**RECORDS SHOWN:**
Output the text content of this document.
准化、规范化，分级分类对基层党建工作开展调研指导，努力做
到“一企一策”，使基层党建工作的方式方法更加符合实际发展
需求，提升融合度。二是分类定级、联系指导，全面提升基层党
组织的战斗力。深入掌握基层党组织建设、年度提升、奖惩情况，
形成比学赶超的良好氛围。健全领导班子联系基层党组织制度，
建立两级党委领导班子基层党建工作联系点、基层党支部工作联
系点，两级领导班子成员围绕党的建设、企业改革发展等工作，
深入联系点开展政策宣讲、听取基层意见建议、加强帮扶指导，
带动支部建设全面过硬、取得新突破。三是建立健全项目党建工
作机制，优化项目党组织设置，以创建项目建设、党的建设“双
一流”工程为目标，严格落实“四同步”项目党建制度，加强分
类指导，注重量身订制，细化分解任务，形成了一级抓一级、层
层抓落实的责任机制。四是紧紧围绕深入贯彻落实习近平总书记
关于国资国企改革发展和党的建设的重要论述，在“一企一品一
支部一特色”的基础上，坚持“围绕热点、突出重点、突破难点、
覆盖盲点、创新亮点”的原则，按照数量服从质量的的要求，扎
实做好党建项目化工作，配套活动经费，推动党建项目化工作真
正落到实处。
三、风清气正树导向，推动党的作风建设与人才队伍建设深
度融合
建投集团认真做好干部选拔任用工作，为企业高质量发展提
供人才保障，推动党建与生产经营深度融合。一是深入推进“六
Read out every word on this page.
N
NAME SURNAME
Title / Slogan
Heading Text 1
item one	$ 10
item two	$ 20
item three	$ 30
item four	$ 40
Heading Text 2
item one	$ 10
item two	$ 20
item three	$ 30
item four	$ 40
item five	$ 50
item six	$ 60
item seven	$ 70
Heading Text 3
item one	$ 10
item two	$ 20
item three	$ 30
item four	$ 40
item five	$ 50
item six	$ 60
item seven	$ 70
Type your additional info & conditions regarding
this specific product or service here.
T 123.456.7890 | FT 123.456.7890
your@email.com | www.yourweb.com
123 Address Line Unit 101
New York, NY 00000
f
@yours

**SHORT TASK:** Search the records for the word "Heading". Copy every line that has it.

**EXERCISE RESPONSE:**
Heading Text 1
Heading Text 2
Heading Text 3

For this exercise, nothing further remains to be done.